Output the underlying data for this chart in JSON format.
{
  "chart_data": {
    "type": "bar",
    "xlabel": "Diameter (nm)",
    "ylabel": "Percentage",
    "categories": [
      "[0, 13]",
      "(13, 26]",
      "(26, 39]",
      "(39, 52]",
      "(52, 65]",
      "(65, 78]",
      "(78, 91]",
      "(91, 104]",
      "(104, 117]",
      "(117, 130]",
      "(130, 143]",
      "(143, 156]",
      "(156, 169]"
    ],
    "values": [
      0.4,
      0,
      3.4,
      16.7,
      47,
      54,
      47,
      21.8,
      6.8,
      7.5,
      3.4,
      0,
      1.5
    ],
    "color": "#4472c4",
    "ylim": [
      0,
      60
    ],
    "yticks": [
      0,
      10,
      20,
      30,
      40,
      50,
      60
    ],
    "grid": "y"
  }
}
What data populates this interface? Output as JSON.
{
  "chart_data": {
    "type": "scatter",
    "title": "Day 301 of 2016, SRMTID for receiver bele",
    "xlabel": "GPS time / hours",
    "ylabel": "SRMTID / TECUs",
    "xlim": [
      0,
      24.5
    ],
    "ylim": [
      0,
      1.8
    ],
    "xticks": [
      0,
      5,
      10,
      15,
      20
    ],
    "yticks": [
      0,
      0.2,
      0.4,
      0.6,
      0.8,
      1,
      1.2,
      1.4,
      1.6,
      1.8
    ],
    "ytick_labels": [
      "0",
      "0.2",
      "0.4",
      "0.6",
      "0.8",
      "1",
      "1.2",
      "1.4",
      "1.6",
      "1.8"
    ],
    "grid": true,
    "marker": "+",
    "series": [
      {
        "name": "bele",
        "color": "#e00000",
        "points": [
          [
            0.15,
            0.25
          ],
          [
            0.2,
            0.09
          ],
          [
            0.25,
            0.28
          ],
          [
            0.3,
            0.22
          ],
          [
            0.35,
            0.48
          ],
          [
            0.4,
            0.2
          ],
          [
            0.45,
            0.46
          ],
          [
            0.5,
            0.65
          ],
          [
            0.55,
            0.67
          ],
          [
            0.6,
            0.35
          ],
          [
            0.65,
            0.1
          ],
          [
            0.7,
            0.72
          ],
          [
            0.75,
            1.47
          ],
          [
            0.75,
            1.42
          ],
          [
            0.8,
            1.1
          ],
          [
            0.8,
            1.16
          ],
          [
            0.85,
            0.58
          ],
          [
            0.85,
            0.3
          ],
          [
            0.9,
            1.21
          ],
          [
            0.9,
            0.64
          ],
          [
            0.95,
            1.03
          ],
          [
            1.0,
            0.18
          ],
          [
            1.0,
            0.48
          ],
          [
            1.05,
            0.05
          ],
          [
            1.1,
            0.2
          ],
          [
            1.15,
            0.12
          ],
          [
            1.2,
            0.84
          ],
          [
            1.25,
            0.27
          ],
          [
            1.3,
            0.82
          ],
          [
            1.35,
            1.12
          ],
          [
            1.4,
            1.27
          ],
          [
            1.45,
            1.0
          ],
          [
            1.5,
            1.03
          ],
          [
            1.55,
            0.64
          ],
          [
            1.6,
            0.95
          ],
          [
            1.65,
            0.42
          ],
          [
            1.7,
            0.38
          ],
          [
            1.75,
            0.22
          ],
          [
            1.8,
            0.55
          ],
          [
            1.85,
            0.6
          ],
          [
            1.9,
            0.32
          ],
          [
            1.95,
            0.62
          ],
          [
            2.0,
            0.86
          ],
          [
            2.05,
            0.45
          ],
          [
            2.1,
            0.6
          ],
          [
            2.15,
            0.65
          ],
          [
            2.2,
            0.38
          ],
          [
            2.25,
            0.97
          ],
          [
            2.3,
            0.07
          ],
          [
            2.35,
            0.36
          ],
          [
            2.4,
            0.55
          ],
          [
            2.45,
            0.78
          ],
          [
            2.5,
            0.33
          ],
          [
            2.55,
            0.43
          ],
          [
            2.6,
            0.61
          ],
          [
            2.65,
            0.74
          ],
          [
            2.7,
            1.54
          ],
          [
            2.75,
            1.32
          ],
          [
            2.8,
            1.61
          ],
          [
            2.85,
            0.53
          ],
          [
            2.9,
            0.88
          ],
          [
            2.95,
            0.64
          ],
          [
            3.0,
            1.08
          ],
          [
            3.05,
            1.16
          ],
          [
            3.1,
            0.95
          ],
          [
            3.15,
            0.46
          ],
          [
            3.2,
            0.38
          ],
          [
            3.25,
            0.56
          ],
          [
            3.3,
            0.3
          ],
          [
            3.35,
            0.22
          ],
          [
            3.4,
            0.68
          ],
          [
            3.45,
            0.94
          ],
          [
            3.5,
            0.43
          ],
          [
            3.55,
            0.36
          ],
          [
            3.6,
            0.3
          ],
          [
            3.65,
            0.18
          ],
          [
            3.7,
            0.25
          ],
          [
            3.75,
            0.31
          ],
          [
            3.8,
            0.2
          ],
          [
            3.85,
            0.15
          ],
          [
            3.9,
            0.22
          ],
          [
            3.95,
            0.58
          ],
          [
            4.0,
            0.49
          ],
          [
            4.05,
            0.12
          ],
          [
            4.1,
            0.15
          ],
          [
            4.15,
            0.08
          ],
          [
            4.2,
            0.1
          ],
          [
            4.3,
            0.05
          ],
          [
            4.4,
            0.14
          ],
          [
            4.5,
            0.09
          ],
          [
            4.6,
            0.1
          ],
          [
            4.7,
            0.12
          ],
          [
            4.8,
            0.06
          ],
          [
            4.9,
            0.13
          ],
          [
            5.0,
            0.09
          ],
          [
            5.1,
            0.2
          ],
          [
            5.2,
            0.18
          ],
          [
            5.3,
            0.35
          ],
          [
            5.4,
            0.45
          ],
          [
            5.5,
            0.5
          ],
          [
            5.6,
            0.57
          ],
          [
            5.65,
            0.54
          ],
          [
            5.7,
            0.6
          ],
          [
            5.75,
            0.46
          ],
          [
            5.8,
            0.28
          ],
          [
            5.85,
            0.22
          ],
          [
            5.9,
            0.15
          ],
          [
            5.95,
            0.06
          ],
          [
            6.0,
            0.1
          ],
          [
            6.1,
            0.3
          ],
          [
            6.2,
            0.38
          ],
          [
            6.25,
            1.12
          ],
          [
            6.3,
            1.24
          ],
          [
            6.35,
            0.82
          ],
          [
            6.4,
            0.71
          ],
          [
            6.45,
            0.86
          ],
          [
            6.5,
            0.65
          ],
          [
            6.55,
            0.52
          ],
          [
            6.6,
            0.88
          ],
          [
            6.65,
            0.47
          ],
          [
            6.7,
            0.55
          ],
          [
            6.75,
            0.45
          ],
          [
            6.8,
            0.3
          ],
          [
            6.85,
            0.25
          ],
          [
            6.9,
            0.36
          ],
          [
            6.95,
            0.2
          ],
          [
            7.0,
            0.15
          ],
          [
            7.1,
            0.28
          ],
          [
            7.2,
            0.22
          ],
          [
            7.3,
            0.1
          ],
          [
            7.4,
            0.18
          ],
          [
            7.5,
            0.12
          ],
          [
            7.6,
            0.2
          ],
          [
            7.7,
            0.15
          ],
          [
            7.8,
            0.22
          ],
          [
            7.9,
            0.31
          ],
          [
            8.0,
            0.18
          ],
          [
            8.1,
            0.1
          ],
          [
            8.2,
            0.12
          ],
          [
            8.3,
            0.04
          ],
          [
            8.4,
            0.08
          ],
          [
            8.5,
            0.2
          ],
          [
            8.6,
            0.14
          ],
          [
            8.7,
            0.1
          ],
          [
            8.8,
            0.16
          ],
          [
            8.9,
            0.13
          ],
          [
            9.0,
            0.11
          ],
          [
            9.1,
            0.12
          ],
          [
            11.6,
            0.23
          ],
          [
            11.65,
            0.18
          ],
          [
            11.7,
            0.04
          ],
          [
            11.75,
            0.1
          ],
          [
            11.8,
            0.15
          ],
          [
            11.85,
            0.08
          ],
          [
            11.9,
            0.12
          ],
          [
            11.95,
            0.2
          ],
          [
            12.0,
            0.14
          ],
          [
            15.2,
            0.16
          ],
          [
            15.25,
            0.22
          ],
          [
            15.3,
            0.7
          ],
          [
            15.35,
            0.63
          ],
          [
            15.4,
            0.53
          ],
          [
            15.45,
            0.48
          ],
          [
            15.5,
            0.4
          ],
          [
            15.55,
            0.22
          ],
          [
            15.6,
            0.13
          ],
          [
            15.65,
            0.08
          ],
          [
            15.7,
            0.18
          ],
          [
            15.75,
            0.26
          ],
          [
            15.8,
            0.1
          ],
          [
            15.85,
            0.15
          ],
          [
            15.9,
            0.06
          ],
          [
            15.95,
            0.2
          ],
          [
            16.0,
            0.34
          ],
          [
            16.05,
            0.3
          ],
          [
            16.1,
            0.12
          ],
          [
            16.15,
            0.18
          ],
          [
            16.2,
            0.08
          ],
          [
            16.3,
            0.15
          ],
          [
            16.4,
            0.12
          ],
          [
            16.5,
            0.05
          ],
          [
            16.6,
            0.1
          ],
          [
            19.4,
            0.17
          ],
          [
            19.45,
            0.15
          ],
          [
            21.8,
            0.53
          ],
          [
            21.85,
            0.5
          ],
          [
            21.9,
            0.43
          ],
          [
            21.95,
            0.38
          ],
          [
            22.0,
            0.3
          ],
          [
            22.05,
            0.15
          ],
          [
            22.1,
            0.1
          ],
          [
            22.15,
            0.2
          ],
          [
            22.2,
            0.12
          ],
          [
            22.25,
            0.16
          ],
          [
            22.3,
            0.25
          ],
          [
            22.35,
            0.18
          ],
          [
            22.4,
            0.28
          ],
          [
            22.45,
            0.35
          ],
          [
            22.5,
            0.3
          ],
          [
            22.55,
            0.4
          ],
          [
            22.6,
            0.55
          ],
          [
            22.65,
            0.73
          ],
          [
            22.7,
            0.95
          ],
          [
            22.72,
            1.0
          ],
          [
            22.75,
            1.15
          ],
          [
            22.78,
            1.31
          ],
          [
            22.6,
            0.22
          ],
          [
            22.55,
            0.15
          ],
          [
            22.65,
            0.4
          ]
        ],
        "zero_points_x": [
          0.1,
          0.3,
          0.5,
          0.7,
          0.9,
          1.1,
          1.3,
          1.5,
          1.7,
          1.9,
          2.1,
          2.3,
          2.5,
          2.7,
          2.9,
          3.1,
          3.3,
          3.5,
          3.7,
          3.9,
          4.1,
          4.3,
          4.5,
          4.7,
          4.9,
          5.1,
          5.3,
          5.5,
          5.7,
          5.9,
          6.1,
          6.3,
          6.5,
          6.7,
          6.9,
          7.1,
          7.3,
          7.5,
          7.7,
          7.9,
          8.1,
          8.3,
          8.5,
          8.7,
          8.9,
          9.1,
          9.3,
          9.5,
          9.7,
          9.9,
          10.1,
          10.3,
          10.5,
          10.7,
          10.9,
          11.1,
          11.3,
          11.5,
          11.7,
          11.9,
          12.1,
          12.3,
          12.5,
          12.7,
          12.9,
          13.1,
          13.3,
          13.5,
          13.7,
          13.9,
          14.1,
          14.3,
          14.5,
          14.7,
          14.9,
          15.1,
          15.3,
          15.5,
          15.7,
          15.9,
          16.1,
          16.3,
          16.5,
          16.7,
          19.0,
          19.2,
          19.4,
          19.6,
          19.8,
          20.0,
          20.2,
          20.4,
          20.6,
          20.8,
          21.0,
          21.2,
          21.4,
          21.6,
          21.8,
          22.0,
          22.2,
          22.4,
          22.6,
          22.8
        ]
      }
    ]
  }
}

- **Written instruction**: From the listing, tally every line with the word "xlabel" in it and give only the tally.

- **Correct response**: 2